*What the task asks*: Look for the string "title" in the lines and copy each line that has it.

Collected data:
· · · ·

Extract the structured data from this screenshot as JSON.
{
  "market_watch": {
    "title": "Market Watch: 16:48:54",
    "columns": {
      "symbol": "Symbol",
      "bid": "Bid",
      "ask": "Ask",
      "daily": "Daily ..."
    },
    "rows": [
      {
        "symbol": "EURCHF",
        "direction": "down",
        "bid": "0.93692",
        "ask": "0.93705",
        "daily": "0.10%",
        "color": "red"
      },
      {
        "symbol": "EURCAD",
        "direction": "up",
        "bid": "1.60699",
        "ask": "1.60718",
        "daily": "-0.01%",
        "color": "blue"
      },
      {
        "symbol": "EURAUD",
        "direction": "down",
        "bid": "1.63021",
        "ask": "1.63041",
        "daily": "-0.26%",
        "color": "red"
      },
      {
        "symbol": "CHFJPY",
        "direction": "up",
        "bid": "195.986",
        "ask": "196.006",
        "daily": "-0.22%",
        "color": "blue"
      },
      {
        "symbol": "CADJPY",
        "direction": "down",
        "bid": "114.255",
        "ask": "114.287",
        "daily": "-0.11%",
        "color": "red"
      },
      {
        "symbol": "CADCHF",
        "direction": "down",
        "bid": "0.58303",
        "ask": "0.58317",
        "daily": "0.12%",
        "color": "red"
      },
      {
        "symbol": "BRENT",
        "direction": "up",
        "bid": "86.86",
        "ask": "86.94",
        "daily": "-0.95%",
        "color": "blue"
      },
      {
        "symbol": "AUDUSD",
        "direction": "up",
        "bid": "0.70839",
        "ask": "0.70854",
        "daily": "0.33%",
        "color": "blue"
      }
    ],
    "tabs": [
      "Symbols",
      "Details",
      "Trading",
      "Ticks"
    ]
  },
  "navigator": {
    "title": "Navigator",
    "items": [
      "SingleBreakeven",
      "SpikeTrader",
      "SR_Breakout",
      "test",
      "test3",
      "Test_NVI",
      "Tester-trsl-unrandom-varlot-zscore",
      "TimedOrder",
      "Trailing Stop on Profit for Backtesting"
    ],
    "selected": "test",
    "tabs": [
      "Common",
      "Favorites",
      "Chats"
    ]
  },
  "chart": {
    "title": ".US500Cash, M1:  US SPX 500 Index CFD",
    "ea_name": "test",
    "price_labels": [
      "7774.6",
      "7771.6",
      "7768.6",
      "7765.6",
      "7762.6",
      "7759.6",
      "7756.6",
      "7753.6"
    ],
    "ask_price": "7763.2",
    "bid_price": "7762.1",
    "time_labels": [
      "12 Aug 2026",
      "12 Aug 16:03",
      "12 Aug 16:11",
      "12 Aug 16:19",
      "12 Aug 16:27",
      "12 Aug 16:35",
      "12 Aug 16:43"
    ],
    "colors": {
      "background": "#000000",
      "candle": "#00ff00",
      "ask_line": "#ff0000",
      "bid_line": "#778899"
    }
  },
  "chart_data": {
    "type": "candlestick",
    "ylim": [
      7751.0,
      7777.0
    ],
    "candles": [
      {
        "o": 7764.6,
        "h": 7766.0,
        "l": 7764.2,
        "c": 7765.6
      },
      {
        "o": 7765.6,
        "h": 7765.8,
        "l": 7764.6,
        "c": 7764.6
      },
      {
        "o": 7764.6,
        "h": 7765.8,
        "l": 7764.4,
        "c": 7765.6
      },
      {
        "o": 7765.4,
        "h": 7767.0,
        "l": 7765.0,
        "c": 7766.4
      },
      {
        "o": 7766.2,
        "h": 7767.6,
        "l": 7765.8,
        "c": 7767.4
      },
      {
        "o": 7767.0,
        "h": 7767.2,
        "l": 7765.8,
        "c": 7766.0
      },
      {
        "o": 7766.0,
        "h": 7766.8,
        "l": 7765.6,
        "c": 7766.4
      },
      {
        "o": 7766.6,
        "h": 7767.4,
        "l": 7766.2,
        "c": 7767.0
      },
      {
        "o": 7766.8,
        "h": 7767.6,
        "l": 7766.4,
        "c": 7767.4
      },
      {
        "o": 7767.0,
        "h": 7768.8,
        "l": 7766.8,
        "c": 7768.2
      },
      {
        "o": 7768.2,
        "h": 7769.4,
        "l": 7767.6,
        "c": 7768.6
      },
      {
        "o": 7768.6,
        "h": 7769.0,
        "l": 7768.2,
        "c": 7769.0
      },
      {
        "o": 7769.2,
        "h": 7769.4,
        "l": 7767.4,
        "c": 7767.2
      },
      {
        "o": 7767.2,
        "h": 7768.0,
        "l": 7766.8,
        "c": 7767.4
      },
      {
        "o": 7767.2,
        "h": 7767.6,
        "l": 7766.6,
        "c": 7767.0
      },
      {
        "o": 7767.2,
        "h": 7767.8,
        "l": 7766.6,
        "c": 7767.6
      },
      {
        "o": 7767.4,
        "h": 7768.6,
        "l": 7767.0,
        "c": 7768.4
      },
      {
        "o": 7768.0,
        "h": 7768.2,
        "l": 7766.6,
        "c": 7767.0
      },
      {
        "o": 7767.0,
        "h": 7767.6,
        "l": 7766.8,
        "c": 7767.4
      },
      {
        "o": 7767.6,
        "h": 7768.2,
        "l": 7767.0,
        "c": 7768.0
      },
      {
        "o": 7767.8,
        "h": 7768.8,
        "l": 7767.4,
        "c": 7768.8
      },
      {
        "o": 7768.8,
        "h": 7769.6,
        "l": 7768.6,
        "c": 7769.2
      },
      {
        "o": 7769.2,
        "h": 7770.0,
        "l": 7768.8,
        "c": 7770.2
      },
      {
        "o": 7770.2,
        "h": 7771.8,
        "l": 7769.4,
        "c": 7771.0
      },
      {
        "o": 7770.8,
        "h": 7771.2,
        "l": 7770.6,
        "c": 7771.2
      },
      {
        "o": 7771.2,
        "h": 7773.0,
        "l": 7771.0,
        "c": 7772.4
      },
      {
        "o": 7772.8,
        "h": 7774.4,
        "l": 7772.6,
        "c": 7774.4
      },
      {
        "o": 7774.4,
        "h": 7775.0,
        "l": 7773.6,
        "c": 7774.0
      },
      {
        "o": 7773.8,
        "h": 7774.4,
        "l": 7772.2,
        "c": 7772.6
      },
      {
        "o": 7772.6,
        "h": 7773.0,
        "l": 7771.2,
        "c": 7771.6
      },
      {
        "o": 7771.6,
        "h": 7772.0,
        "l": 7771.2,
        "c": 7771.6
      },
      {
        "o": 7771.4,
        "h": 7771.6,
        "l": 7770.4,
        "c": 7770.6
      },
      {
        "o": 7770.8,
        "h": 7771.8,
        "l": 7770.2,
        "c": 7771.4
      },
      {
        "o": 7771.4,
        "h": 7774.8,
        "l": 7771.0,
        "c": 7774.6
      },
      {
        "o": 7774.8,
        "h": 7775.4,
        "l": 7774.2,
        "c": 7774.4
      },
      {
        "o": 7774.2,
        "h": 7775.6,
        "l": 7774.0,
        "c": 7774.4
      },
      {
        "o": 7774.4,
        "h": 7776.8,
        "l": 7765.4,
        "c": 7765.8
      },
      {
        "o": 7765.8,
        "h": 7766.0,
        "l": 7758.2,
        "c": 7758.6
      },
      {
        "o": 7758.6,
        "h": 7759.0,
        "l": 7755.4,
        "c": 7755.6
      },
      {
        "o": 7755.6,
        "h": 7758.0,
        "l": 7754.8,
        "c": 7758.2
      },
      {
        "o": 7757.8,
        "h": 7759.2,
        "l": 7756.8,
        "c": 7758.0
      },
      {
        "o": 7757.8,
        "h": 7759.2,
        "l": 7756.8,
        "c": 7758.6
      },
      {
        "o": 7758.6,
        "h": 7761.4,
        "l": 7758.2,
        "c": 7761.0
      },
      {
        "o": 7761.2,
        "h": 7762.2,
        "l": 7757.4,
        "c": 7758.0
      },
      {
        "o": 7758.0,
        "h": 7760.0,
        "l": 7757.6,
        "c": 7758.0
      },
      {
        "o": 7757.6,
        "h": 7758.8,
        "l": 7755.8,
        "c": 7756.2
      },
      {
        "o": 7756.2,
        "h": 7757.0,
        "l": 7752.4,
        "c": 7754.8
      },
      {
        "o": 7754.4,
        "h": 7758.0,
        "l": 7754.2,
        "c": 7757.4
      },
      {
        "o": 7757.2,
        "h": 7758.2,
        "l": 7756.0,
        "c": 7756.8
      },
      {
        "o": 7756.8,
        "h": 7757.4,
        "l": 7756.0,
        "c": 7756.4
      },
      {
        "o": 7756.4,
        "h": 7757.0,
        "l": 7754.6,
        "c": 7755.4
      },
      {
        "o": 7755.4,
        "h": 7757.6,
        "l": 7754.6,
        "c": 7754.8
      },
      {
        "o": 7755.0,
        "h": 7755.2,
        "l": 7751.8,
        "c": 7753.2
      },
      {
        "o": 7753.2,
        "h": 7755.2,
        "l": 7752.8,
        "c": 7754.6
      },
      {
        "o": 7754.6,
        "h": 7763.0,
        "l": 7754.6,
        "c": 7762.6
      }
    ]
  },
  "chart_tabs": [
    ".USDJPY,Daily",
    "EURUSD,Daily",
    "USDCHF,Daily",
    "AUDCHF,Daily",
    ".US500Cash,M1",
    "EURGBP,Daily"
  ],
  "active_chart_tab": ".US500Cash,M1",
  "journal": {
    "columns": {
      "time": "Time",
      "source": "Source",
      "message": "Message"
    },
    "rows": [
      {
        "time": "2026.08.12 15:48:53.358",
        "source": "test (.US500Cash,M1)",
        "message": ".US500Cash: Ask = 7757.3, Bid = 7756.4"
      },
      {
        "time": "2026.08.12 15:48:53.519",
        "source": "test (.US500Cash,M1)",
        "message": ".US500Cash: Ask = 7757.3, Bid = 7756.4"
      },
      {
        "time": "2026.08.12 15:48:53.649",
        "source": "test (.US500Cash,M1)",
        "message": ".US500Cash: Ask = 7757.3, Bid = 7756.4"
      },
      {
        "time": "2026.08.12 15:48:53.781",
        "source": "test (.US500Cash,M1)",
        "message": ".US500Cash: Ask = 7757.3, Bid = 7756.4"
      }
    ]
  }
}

· · · ·

*Response below*:
    "title": "Market Watch: 16:48:54",
    "title": "Navigator",
    "title": ".US500Cash, M1:  US SPX 500 Index CFD",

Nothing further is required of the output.